- WORK TO COMPLETE
Write the next part of the gVisor evaluation, picking up after its last sentence.

When to Choose gVisor Over Alternatives

  • Choose gVisor when: You're running untrusted or AI-generated code on infrastructure where nested virtualization is unavailable, you want per-pod opt-in isolation on Kubernetes, or you're on Google Cloud where it's the managed default
  • Choose Firecracker when: You control bare metal, need hard multi-tenant boundaries with full kernel semantics, and can build the orchestration layer (or use a platform that has)
  • Choose Kata Containers when: You need maximum Linux compatibility with VM isolation behind a standard OCI/Kubernetes interface
  • Choose plain runc when: The workload is trusted and performance is paramount[4]

Ideal Customer Profile

Best fit:

  • Platforms executing untrusted or AI-agent-generated code — the pattern validated by Anthropic, OpenAI, Modal, and Cloudflare[3]
  • Kubernetes teams wanting per-workload sandboxing via RuntimeClass without changing images
  • Cloud environments without nested virtualization, where VM-based runtimes can't run[5]
  • Sandboxed ML/CUDA inference on supported NVIDIA GPUs[6]
  • Compute-bound workloads where CPU execution dominates over syscalls[7]

Poor fit:

  • Syscall-, network-, or file-I/O-heavy services (databases, caches, static file serving) where overhead compounds[7]
  • Workloads depending on obscure kernel features the Sentry doesn't implement
  • Teams needing exotic GPU configurations or unsupported driver versions[6]

Viability Assessment

FactorAssessment
Financial HealthStrong — Google-funded; isolation layer for revenue-generating products (Cloud Run, GKE Sandbox, App Engine)[3]
Market PositionIncumbent for userspace-kernel isolation — the named containment layer at Anthropic, OpenAI, Cloudflare, Ant Group, DigitalOcean, and Modal[3]
Innovation PaceSteady — near-weekly releases; systrap replaced ptrace as default in mid-2023; nvproxy added GPU support[2]
Community/EcosystemSolid — 18.5K+ stars, 1,600+ forks; netstack reused by Docker and Tailscale[2]
Long-term OutlookPositive — Google's own products depend on it; risk is single-vendor governance, not abandonment

gVisor's viability question isn't survival — Google's serverless business runs on it — but governance: it lives in the google/ org with no foundation, so the roadmap follows Google's priorities. The eight-year production record and the roster of named adopters running untrusted AI code suggest that, for its niche, it has already won the credibility argument.[3]


Bottom Line

gVisor is the most production-proven way to give containers a real isolation boundary without booting VMs. The userspace-kernel design is a genuine third option between "share the host kernel" and "boot a guest kernel," and the customer list — Google itself at millions of daily instances, plus Anthropic, OpenAI, Cloudflare, and Modal containing untrusted code — is unmatched in the category.[3]

The trade is permanent and well-documented: every syscall pays an interception tax, independent benchmarks put simple syscalls at 2.2x+ slower and pathological file patterns far worse, and gVisor's own docs concede networking and file I/O remain the weak spots.[4] Profile your workload before committing.

- THE DATA

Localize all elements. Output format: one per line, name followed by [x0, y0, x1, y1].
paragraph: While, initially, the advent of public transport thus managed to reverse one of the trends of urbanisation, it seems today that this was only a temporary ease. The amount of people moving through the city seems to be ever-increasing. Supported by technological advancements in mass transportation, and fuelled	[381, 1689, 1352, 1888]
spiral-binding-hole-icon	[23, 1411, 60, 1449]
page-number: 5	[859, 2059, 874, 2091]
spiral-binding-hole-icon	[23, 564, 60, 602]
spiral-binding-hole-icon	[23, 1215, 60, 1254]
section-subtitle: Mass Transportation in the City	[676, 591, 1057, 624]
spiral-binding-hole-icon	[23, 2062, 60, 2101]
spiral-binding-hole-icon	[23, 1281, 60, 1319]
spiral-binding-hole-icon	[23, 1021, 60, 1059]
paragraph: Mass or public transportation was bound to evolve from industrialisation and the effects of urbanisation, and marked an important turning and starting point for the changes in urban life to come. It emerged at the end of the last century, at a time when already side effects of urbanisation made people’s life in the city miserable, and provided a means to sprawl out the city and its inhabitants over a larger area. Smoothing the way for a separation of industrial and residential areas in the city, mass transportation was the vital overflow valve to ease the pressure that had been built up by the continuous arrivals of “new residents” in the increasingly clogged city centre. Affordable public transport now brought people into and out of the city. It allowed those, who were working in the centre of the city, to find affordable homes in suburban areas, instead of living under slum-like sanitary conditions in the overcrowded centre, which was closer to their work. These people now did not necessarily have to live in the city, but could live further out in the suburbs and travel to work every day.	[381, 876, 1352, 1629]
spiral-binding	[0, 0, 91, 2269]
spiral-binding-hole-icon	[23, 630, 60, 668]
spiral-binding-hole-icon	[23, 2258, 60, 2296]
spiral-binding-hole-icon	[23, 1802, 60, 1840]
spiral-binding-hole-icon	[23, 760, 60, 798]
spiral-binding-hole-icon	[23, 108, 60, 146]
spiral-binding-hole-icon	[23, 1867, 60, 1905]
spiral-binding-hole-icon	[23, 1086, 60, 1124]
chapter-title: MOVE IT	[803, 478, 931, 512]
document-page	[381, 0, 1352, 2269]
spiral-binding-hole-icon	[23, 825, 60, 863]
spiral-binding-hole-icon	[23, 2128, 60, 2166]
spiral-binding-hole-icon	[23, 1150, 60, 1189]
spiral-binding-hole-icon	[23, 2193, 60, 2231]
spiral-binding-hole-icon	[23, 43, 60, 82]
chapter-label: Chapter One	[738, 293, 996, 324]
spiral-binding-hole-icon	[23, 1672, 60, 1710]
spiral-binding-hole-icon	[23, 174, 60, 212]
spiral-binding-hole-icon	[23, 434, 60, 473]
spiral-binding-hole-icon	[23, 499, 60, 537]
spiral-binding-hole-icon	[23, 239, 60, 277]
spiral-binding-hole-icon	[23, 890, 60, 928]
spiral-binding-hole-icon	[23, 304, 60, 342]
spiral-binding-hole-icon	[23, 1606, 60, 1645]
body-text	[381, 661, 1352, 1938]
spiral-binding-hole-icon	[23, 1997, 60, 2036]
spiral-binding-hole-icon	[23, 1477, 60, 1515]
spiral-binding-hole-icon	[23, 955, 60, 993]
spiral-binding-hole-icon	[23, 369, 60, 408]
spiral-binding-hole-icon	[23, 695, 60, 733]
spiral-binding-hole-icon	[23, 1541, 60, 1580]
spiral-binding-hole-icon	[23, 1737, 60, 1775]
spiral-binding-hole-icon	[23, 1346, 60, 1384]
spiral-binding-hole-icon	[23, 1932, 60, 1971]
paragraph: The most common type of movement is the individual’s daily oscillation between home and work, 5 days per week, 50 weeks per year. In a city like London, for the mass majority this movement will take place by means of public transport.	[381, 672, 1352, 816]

- REPLY TO THE TASK
Recommended for: Platforms running untrusted or AI-generated code — especially on Kubernetes or inside VMs where nested virtualization rules out microVM runtimes — and teams wanting Google-grade sandboxing with zero licensing cost.

Not recommended for: I/O-bound or syscall-heavy services where the overhead compounds, or workloads needing full Linux kernel compatibility — those belong on Kata Containers or bare runc.

Outlook: The AI code-execution wave is pulling gVisor into its second act; nvproxy's GPU support targets exactly that market. Expect continued performance work on netstack and the VFS layer, and watch whether single-vendor governance becomes a friction point as adoption outside Google grows.